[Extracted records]
= = = = =

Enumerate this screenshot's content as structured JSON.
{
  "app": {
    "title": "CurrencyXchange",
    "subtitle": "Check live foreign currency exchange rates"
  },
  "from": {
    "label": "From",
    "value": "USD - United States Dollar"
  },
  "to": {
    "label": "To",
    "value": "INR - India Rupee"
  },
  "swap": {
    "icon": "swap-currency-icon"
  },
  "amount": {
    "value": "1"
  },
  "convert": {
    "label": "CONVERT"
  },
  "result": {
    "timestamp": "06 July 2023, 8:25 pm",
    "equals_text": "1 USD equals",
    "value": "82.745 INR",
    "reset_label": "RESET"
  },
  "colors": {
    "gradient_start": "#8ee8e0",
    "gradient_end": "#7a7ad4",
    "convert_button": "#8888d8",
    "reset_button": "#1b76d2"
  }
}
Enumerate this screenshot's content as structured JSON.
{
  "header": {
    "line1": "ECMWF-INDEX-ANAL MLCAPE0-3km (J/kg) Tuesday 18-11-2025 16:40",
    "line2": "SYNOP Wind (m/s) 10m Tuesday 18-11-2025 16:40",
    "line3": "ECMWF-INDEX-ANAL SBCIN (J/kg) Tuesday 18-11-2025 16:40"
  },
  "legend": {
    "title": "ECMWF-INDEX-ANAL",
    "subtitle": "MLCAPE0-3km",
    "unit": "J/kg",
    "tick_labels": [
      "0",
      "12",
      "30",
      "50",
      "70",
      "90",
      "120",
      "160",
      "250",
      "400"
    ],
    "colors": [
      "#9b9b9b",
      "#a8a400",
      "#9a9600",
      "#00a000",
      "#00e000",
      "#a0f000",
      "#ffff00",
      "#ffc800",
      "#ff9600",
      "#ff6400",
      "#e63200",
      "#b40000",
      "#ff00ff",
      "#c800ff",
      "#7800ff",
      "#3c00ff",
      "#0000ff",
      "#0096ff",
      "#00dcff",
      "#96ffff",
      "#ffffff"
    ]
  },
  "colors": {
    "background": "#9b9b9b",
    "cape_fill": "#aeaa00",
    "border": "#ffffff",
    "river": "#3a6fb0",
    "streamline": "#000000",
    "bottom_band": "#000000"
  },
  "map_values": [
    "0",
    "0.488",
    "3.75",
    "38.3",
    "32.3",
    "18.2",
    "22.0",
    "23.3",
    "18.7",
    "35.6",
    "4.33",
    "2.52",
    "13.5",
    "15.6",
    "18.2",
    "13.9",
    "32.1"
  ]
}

= = = = =

Written problem: Write out every entry word for word.

Task output:
Enumerate this screenshot's content as structured JSON.
{
  "app": {
    "title": "CurrencyXchange",
    "subtitle": "Check live foreign currency exchange rates"
  },
  "from": {
    "label": "From",
    "value": "USD - United States Dollar"
  },
  "to": {
    "label": "To",
    "value": "INR - India Rupee"
  },
  "swap": {
    "icon": "swap-currency-icon"
  },
  "amount": {
    "value": "1"
  },
  "convert": {
    "label": "CONVERT"
  },
  "result": {
    "timestamp": "06 July 2023, 8:25 pm",
    "equals_text": "1 USD equals",
    "value": "82.745 INR",
    "reset_label": "RESET"
  },
  "colors": {
    "gradient_start": "#8ee8e0",
    "gradient_end": "#7a7ad4",
    "convert_button": "#8888d8",
    "reset_button": "#1b76d2"
  }
}
Enumerate this screenshot's content as structured JSON.
{
  "header": {
    "line1": "ECMWF-INDEX-ANAL MLCAPE0-3km (J/kg) Tuesday 18-11-2025 16:40",
    "line2": "SYNOP Wind (m/s) 10m Tuesday 18-11-2025 16:40",
    "line3": "ECMWF-INDEX-ANAL SBCIN (J/kg) Tuesday 18-11-2025 16:40"
  },
  "legend": {
    "title": "ECMWF-INDEX-ANAL",
    "subtitle": "MLCAPE0-3km",
    "unit": "J/kg",
    "tick_labels": [
      "0",
      "12",
      "30",
      "50",
      "70",
      "90",
      "120",
      "160",
      "250",
      "400"
    ],
    "colors": [
      "#9b9b9b",
      "#a8a400",
      "#9a9600",
      "#00a000",
      "#00e000",
      "#a0f000",
      "#ffff00",
      "#ffc800",
      "#ff9600",
      "#ff6400",
      "#e63200",
      "#b40000",
      "#ff00ff",
      "#c800ff",
      "#7800ff",
      "#3c00ff",
      "#0000ff",
      "#0096ff",
      "#00dcff",
      "#96ffff",
      "#ffffff"
    ]
  },
  "colors": {
    "background": "#9b9b9b",
    "cape_fill": "#aeaa00",
    "border": "#ffffff",
    "river": "#3a6fb0",
    "streamline": "#000000",
    "bottom_band": "#000000"
  },
  "map_values": [
    "0",
    "0.488",
    "3.75",
    "38.3",
    "32.3",
    "18.2",
    "22.0",
    "23.3",
    "18.7",
    "35.6",
    "4.33",
    "2.52",
    "13.5",
    "15.6",
    "18.2",
    "13.9",
    "32.1"
  ]
}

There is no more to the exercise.